(Stored items)

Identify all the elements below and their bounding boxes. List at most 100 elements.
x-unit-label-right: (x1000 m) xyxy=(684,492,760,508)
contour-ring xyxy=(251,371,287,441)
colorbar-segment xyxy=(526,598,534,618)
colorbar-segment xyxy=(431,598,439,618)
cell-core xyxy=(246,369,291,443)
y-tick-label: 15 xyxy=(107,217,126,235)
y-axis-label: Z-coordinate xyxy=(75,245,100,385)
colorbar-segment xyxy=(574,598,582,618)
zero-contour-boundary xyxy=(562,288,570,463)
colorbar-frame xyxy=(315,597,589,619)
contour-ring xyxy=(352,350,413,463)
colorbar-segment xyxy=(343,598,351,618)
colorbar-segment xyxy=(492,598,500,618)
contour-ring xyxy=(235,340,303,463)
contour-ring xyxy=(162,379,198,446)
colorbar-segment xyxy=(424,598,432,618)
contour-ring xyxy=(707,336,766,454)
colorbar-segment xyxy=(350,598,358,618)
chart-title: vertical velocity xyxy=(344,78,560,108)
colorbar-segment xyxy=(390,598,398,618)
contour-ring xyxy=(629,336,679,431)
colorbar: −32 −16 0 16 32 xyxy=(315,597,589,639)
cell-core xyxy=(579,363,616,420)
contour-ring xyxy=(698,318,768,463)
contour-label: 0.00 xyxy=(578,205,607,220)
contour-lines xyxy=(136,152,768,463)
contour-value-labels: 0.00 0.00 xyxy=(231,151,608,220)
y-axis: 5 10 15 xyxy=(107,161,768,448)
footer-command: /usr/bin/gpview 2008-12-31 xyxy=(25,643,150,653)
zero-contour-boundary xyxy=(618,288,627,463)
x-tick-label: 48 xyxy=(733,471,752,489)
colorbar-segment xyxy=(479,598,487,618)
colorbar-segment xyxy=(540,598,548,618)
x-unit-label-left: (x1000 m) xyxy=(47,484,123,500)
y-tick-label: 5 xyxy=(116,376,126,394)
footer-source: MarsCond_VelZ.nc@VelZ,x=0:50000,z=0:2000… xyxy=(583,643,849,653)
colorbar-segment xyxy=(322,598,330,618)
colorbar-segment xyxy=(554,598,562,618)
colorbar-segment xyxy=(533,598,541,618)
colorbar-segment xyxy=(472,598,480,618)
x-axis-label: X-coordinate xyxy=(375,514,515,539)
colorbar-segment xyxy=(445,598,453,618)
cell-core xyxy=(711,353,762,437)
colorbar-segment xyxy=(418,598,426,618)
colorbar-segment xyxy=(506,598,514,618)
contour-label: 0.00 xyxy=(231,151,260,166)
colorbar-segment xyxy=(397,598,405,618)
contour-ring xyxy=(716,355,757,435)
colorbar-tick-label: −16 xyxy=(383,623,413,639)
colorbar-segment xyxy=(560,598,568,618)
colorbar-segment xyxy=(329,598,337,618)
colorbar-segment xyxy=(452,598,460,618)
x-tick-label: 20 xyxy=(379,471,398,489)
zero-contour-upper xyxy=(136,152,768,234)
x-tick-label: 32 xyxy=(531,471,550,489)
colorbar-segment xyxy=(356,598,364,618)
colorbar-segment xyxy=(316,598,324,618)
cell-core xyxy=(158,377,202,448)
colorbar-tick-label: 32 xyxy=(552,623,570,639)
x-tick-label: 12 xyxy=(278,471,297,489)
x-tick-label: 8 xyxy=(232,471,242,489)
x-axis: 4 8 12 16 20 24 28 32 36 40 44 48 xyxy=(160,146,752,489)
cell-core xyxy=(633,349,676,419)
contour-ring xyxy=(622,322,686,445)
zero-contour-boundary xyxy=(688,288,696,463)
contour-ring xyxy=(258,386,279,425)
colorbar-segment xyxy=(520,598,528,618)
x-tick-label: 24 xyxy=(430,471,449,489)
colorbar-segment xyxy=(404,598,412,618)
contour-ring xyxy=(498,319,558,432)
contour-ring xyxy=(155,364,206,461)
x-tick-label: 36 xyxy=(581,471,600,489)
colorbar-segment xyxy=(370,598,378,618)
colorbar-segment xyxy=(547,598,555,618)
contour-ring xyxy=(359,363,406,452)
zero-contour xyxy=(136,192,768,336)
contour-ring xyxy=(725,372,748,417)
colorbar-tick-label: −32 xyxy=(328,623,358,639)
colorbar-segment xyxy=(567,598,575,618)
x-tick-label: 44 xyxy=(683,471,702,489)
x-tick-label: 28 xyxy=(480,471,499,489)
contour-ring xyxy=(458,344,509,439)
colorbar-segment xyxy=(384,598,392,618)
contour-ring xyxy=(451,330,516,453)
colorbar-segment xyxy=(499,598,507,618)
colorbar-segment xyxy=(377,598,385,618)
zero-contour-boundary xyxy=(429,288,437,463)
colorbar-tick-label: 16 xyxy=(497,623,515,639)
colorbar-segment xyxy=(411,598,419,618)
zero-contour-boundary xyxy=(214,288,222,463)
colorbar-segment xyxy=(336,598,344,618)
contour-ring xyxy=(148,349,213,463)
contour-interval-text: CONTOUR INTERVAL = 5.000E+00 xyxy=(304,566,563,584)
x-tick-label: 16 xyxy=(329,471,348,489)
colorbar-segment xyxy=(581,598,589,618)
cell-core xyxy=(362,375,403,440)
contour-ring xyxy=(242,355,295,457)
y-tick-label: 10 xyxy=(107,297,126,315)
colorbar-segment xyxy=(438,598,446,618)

_Do this_: Render every line of the records above as a JSON list of strings, one string per line and no blank lines.

_Written solution_:
[
  "Identify all the elements below and their bounding boxes. List at most 100 elements.",
  "x-unit-label-right: (x1000 m) xyxy=(684,492,760,508)",
  "contour-ring xyxy=(251,371,287,441)",
  "colorbar-segment xyxy=(526,598,534,618)",
  "colorbar-segment xyxy=(431,598,439,618)",
  "cell-core xyxy=(246,369,291,443)",
  "y-tick-label: 15 xyxy=(107,217,126,235)",
  "y-axis-label: Z-coordinate xyxy=(75,245,100,385)",
  "colorbar-segment xyxy=(574,598,582,618)",
  "zero-contour-boundary xyxy=(562,288,570,463)",
  "colorbar-frame xyxy=(315,597,589,619)",
  "contour-ring xyxy=(352,350,413,463)",
  "colorbar-segment xyxy=(343,598,351,618)",
  "colorbar-segment xyxy=(492,598,500,618)",
  "contour-ring xyxy=(235,340,303,463)",
  "contour-ring xyxy=(162,379,198,446)",
  "colorbar-segment xyxy=(424,598,432,618)",
  "contour-ring xyxy=(707,336,766,454)",
  "colorbar-segment xyxy=(350,598,358,618)",
  "chart-title: vertical velocity xyxy=(344,78,560,108)",
  "colorbar-segment xyxy=(390,598,398,618)",
  "contour-ring xyxy=(629,336,679,431)",
  "colorbar: −32 −16 0 16 32 xyxy=(315,597,589,639)",
  "cell-core xyxy=(579,363,616,420)",
  "contour-ring xyxy=(698,318,768,463)",
  "contour-label: 0.00 xyxy=(578,205,607,220)",
  "contour-lines xyxy=(136,152,768,463)",
  "contour-value-labels: 0.00 0.00 xyxy=(231,151,608,220)",
  "y-axis: 5 10 15 xyxy=(107,161,768,448)",
  "footer-command: /usr/bin/gpview 2008-12-31 xyxy=(25,643,150,653)",
  "zero-contour-boundary xyxy=(618,288,627,463)",
  "x-tick-label: 48 xyxy=(733,471,752,489)",
  "colorbar-segment xyxy=(479,598,487,618)",
  "colorbar-segment xyxy=(540,598,548,618)",
  "x-unit-label-left: (x1000 m) xyxy=(47,484,123,500)",
  "y-tick-label: 5 xyxy=(116,376,126,394)",
  "footer-source: MarsCond_VelZ.nc@VelZ,x=0:50000,z=0:2000… xyxy=(583,643,849,653)",
  "colorbar-segment xyxy=(322,598,330,618)",
  "colorbar-segment xyxy=(554,598,562,618)",
  "colorbar-segment xyxy=(533,598,541,618)",
  "colorbar-segment xyxy=(472,598,480,618)",
  "x-axis-label: X-coordinate xyxy=(375,514,515,539)",
  "colorbar-segment xyxy=(445,598,453,618)",
  "cell-core xyxy=(711,353,762,437)",
  "colorbar-segment xyxy=(418,598,426,618)",
  "colorbar-segment xyxy=(506,598,514,618)",
  "contour-label: 0.00 xyxy=(231,151,260,166)",
  "colorbar-segment xyxy=(397,598,405,618)",
  "contour-ring xyxy=(716,355,757,435)",
  "colorbar-tick-label: −16 xyxy=(383,623,413,639)",
  "colorbar-segment xyxy=(560,598,568,618)",
  "colorbar-segment xyxy=(329,598,337,618)",
  "colorbar-segment xyxy=(452,598,460,618)",
  "x-tick-label: 20 xyxy=(379,471,398,489)",
  "zero-contour-upper xyxy=(136,152,768,234)",
  "x-tick-label: 32 xyxy=(531,471,550,489)",
  "colorbar-segment xyxy=(356,598,364,618)",
  "colorbar-segment xyxy=(316,598,324,618)",
  "cell-core xyxy=(158,377,202,448)",
  "colorbar-tick-label: 32 xyxy=(552,623,570,639)",
  "x-tick-label: 12 xyxy=(278,471,297,489)",
  "x-tick-label: 8 xyxy=(232,471,242,489)",
  "x-axis: 4 8 12 16 20 24 28 32 36 40 44 48 xyxy=(160,146,752,489)",
  "cell-core xyxy=(633,349,676,419)",
  "contour-ring xyxy=(622,322,686,445)",
  "zero-contour-boundary xyxy=(688,288,696,463)",
  "contour-ring xyxy=(258,386,279,425)",
  "colorbar-segment xyxy=(520,598,528,618)",
  "x-tick-label: 24 xyxy=(430,471,449,489)",
  "colorbar-segment xyxy=(404,598,412,618)",
  "contour-ring xyxy=(498,319,558,432)",
  "contour-ring xyxy=(155,364,206,461)",
  "x-tick-label: 36 xyxy=(581,471,600,489)",
  "colorbar-segment xyxy=(370,598,378,618)",
  "colorbar-segment xyxy=(547,598,555,618)",
  "contour-ring xyxy=(359,363,406,452)",
  "zero-contour xyxy=(136,192,768,336)",
  "contour-ring xyxy=(725,372,748,417)",
  "colorbar-tick-label: −32 xyxy=(328,623,358,639)",
  "colorbar-segment xyxy=(567,598,575,618)",
  "x-tick-label: 44 xyxy=(683,471,702,489)",
  "x-tick-label: 28 xyxy=(480,471,499,489)",
  "contour-ring xyxy=(458,344,509,439)",
  "colorbar-segment xyxy=(384,598,392,618)",
  "contour-ring xyxy=(451,330,516,453)",
  "colorbar-segment xyxy=(499,598,507,618)",
  "colorbar-segment xyxy=(377,598,385,618)",
  "zero-contour-boundary xyxy=(429,288,437,463)",
  "colorbar-tick-label: 16 xyxy=(497,623,515,639)",
  "colorbar-segment xyxy=(411,598,419,618)",
  "zero-contour-boundary xyxy=(214,288,222,463)",
  "colorbar-segment xyxy=(336,598,344,618)",
  "contour-ring xyxy=(148,349,213,463)",
  "contour-interval-text: CONTOUR INTERVAL = 5.000E+00 xyxy=(304,566,563,584)",
  "x-tick-label: 16 xyxy=(329,471,348,489)",
  "colorbar-segment xyxy=(581,598,589,618)",
  "cell-core xyxy=(362,375,403,440)",
  "contour-ring xyxy=(242,355,295,457)",
  "y-tick-label: 10 xyxy=(107,297,126,315)",
  "colorbar-segment xyxy=(438,598,446,618)"
]